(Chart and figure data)

□ □ □ □ □ □ □

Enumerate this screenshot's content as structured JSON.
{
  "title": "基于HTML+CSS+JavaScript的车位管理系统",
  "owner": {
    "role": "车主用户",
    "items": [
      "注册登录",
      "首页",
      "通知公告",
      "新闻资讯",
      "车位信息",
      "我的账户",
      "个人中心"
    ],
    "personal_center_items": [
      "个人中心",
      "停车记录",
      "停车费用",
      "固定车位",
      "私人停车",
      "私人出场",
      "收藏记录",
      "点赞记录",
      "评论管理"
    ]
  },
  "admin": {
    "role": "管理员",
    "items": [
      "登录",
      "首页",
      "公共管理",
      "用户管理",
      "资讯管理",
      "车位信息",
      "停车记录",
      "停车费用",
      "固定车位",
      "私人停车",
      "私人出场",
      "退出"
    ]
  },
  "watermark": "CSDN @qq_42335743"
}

□ □ □ □ □ □ □

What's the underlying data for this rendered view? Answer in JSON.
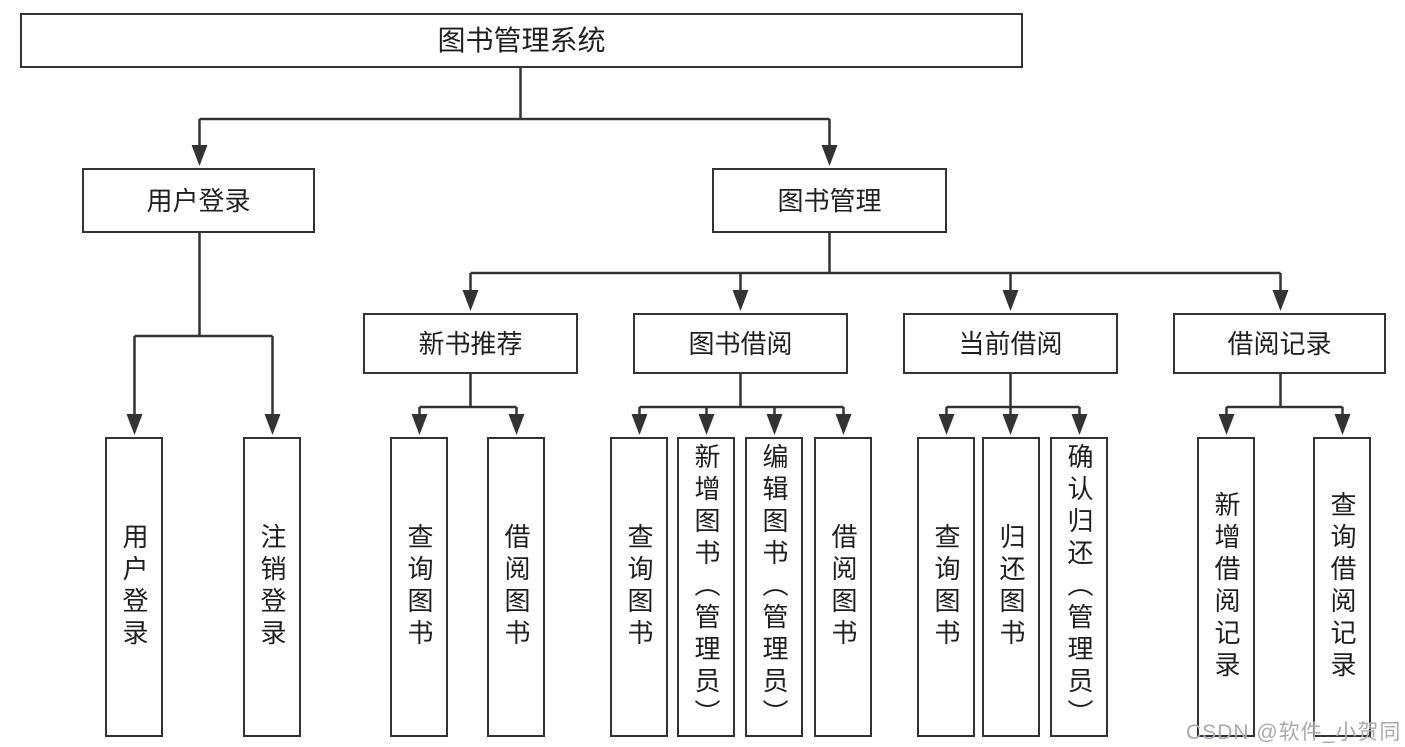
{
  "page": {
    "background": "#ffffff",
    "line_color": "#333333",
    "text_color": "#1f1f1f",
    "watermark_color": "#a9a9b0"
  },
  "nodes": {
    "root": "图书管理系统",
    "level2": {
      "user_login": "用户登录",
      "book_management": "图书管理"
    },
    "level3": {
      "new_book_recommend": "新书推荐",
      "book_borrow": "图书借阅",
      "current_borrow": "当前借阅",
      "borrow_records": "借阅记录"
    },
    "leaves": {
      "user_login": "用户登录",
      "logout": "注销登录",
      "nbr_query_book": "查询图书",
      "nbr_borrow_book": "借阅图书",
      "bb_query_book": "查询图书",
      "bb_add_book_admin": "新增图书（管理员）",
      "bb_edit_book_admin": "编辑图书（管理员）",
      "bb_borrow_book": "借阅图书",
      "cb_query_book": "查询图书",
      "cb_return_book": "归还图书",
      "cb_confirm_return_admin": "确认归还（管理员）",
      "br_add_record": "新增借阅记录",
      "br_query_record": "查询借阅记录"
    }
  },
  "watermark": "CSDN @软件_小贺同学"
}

□ □ □ □ □ □ □

» BRIEF
Pull every line containing the word "this" out of the entries above.

» FINAL RESULT
Enumerate this screenshot's content as structured JSON.
What's the underlying data for this rendered view? Answer in JSON.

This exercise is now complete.